[Required work]:
Wherever a line holds the string "neceſſaire", copy that line.

Extracted records:
---

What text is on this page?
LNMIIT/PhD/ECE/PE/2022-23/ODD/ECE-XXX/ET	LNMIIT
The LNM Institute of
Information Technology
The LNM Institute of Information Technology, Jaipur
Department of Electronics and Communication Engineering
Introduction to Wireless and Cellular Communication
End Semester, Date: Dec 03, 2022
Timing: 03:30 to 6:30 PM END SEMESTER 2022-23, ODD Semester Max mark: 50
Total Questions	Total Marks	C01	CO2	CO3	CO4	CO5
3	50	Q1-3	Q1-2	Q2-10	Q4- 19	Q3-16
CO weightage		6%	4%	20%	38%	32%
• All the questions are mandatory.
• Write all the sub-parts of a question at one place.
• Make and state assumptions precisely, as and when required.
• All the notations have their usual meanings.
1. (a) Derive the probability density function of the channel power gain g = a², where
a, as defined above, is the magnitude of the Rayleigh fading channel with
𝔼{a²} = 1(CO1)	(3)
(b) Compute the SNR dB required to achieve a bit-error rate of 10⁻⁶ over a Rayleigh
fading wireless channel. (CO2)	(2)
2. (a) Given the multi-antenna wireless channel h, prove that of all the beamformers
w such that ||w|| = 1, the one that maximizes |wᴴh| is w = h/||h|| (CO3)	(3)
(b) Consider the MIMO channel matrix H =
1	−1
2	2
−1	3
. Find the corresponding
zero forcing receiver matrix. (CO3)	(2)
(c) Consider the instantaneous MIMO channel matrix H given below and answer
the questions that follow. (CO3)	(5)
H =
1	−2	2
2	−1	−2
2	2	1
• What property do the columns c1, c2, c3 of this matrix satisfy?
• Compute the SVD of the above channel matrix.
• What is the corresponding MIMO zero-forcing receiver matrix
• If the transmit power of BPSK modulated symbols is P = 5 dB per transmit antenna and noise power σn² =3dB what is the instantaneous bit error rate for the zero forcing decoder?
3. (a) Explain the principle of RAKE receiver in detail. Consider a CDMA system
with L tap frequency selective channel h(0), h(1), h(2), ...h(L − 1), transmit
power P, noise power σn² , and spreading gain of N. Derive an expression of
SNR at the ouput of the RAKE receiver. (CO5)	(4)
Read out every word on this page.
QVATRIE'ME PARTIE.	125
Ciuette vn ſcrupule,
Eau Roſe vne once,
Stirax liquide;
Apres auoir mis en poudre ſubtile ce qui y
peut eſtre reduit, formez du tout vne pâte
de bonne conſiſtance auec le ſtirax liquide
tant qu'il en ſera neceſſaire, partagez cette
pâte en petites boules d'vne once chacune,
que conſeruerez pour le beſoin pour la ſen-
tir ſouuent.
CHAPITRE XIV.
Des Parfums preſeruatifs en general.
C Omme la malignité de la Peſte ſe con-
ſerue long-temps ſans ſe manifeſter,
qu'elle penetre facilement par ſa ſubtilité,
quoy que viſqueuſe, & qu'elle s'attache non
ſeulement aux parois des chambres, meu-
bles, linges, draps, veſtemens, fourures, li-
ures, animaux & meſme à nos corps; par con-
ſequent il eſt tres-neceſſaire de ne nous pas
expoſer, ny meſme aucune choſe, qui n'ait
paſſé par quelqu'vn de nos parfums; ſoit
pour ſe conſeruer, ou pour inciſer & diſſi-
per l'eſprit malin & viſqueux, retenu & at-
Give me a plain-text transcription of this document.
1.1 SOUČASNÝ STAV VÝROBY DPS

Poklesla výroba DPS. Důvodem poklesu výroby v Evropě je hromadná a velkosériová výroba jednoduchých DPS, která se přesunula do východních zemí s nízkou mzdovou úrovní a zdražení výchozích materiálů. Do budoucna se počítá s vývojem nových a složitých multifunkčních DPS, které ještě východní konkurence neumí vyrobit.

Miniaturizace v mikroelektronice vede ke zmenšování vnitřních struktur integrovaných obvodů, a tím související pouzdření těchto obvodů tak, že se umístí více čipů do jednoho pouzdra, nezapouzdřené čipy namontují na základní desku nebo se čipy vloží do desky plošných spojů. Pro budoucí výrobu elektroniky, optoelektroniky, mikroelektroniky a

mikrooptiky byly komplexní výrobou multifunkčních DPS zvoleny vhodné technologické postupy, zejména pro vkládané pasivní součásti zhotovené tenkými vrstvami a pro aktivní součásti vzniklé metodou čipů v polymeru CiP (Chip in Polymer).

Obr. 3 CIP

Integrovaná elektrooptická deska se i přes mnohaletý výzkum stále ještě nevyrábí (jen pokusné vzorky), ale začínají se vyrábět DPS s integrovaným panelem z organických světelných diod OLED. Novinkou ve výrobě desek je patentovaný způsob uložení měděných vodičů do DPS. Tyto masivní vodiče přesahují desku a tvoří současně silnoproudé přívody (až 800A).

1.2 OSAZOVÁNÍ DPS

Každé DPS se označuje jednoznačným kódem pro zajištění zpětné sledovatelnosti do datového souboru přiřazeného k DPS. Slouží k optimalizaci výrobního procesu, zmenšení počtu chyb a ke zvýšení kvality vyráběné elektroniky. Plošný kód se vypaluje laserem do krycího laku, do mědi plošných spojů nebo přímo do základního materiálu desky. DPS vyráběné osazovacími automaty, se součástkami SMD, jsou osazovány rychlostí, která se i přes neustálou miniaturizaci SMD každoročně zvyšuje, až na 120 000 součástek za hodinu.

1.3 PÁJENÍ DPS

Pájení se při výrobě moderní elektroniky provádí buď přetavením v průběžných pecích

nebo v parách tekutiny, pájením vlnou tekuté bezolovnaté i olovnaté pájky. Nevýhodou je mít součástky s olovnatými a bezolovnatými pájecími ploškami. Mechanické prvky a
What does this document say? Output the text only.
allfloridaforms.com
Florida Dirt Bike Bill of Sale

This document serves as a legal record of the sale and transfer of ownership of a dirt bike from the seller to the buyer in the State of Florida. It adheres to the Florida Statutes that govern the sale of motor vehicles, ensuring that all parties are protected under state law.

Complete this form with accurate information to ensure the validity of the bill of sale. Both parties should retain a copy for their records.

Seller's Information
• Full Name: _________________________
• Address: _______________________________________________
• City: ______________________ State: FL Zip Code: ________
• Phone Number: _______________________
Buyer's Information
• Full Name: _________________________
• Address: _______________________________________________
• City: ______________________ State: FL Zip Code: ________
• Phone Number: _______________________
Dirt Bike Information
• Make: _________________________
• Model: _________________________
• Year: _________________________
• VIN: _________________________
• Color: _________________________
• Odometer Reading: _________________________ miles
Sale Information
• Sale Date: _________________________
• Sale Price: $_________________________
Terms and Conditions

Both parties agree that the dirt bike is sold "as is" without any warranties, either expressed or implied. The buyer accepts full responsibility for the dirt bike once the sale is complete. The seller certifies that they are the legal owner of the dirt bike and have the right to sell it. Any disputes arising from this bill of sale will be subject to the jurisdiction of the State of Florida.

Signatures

---

[Reply to the exercise]:
tant qu'il en ſera neceſſaire, partagez cette
ſequent il eſt tres-neceſſaire de ne nous pas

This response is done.